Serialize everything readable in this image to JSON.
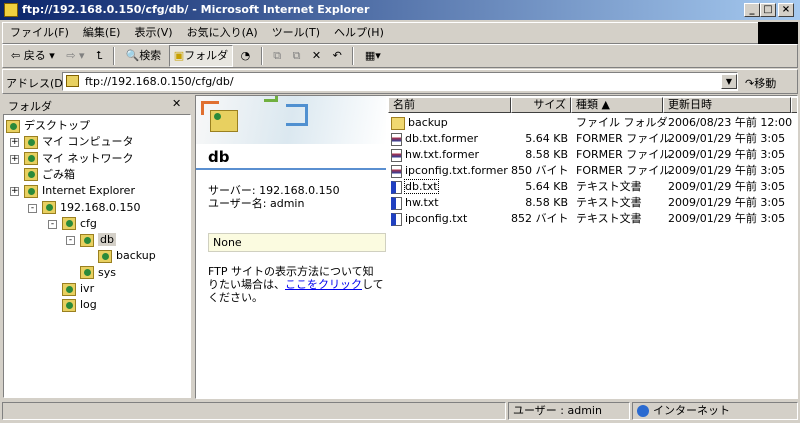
{
  "window": {
    "title": "ftp://192.168.0.150/cfg/db/ - Microsoft Internet Explorer",
    "minimize": "_",
    "maximize": "□",
    "close": "×"
  },
  "menu": [
    "ファイル(F)",
    "編集(E)",
    "表示(V)",
    "お気に入り(A)",
    "ツール(T)",
    "ヘルプ(H)"
  ],
  "toolbar": {
    "back": "⇦ 戻る ▾",
    "forward": "⇨ ▾",
    "up": "⮤",
    "search": "検索",
    "folders": "フォルダ",
    "history": "◔",
    "move": "⧉",
    "copy": "⧉",
    "delete": "✕",
    "undo": "↶",
    "views": "▦▾"
  },
  "address": {
    "label": "アドレス(D)",
    "value": "ftp://192.168.0.150/cfg/db/",
    "go": "↷移動"
  },
  "folder_pane": {
    "title": "フォルダ",
    "close": "✕",
    "tree": [
      {
        "label": "デスクトップ",
        "level": 0
      },
      {
        "label": "マイ コンピュータ",
        "level": 1,
        "exp": "+"
      },
      {
        "label": "マイ ネットワーク",
        "level": 1,
        "exp": "+"
      },
      {
        "label": "ごみ箱",
        "level": 1
      },
      {
        "label": "Internet Explorer",
        "level": 1,
        "exp": "+"
      },
      {
        "label": "192.168.0.150",
        "level": 2,
        "exp": "−"
      },
      {
        "label": "cfg",
        "level": 3,
        "exp": "−"
      },
      {
        "label": "db",
        "level": 4,
        "exp": "−",
        "selected": true
      },
      {
        "label": "backup",
        "level": 5
      },
      {
        "label": "sys",
        "level": 4
      },
      {
        "label": "ivr",
        "level": 3
      },
      {
        "label": "log",
        "level": 3
      }
    ]
  },
  "webview": {
    "folder": "db",
    "server": "サーバー: 192.168.0.150",
    "user": "ユーザー名: admin",
    "note": "None",
    "help_pre": "FTP サイトの表示方法について知りたい場合は、",
    "help_link": "ここをクリック",
    "help_post": "してください。"
  },
  "columns": {
    "name": "名前",
    "size": "サイズ",
    "type": "種類 ▲",
    "date": "更新日時"
  },
  "files": [
    {
      "name": "backup",
      "size": "",
      "type": "ファイル フォルダ",
      "date": "2006/08/23 午前 12:00",
      "icon": "folder-icon"
    },
    {
      "name": "db.txt.former",
      "size": "5.64 KB",
      "type": "FORMER ファイル",
      "date": "2009/01/29 午前 3:05",
      "icon": "file-icon"
    },
    {
      "name": "hw.txt.former",
      "size": "8.58 KB",
      "type": "FORMER ファイル",
      "date": "2009/01/29 午前 3:05",
      "icon": "file-icon"
    },
    {
      "name": "ipconfig.txt.former",
      "size": "850 バイト",
      "type": "FORMER ファイル",
      "date": "2009/01/29 午前 3:05",
      "icon": "file-icon"
    },
    {
      "name": "db.txt",
      "size": "5.64 KB",
      "type": "テキスト文書",
      "date": "2009/01/29 午前 3:05",
      "icon": "text-file-icon"
    },
    {
      "name": "hw.txt",
      "size": "8.58 KB",
      "type": "テキスト文書",
      "date": "2009/01/29 午前 3:05",
      "icon": "text-file-icon"
    },
    {
      "name": "ipconfig.txt",
      "size": "852 バイト",
      "type": "テキスト文書",
      "date": "2009/01/29 午前 3:05",
      "icon": "text-file-icon"
    }
  ],
  "status": {
    "user": "ユーザー : admin",
    "zone": "インターネット"
  }
}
++++++++
Transcribe each line above verbatim, with the pictures left out.

WRITTEN ANSWER
Serialize everything readable in this image to JSON.
{
  "window": {
    "title": "ftp://192.168.0.150/cfg/db/ - Microsoft Internet Explorer",
    "minimize": "_",
    "maximize": "□",
    "close": "×"
  },
  "menu": [
    "ファイル(F)",
    "編集(E)",
    "表示(V)",
    "お気に入り(A)",
    "ツール(T)",
    "ヘルプ(H)"
  ],
  "toolbar": {
    "back": "⇦ 戻る ▾",
    "forward": "⇨ ▾",
    "up": "⮤",
    "search": "検索",
    "folders": "フォルダ",
    "history": "◔",
    "move": "⧉",
    "copy": "⧉",
    "delete": "✕",
    "undo": "↶",
    "views": "▦▾"
  },
  "address": {
    "label": "アドレス(D)",
    "value": "ftp://192.168.0.150/cfg/db/",
    "go": "↷移動"
  },
  "folder_pane": {
    "title": "フォルダ",
    "close": "✕",
    "tree": [
      {
        "label": "デスクトップ",
        "level": 0
      },
      {
        "label": "マイ コンピュータ",
        "level": 1,
        "exp": "+"
      },
      {
        "label": "マイ ネットワーク",
        "level": 1,
        "exp": "+"
      },
      {
        "label": "ごみ箱",
        "level": 1
      },
      {
        "label": "Internet Explorer",
        "level": 1,
        "exp": "+"
      },
      {
        "label": "192.168.0.150",
        "level": 2,
        "exp": "−"
      },
      {
        "label": "cfg",
        "level": 3,
        "exp": "−"
      },
      {
        "label": "db",
        "level": 4,
        "exp": "−",
        "selected": true
      },
      {
        "label": "backup",
        "level": 5
      },
      {
        "label": "sys",
        "level": 4
      },
      {
        "label": "ivr",
        "level": 3
      },
      {
        "label": "log",
        "level": 3
      }
    ]
  },
  "webview": {
    "folder": "db",
    "server": "サーバー: 192.168.0.150",
    "user": "ユーザー名: admin",
    "note": "None",
    "help_pre": "FTP サイトの表示方法について知りたい場合は、",
    "help_link": "ここをクリック",
    "help_post": "してください。"
  },
  "columns": {
    "name": "名前",
    "size": "サイズ",
    "type": "種類 ▲",
    "date": "更新日時"
  },
  "files": [
    {
      "name": "backup",
      "size": "",
      "type": "ファイル フォルダ",
      "date": "2006/08/23 午前 12:00",
      "icon": "folder-icon"
    },
    {
      "name": "db.txt.former",
      "size": "5.64 KB",
      "type": "FORMER ファイル",
      "date": "2009/01/29 午前 3:05",
      "icon": "file-icon"
    },
    {
      "name": "hw.txt.former",
      "size": "8.58 KB",
      "type": "FORMER ファイル",
      "date": "2009/01/29 午前 3:05",
      "icon": "file-icon"
    },
    {
      "name": "ipconfig.txt.former",
      "size": "850 バイト",
      "type": "FORMER ファイル",
      "date": "2009/01/29 午前 3:05",
      "icon": "file-icon"
    },
    {
      "name": "db.txt",
      "size": "5.64 KB",
      "type": "テキスト文書",
      "date": "2009/01/29 午前 3:05",
      "icon": "text-file-icon"
    },
    {
      "name": "hw.txt",
      "size": "8.58 KB",
      "type": "テキスト文書",
      "date": "2009/01/29 午前 3:05",
      "icon": "text-file-icon"
    },
    {
      "name": "ipconfig.txt",
      "size": "852 バイト",
      "type": "テキスト文書",
      "date": "2009/01/29 午前 3:05",
      "icon": "text-file-icon"
    }
  ],
  "status": {
    "user": "ユーザー : admin",
    "zone": "インターネット"
  }
}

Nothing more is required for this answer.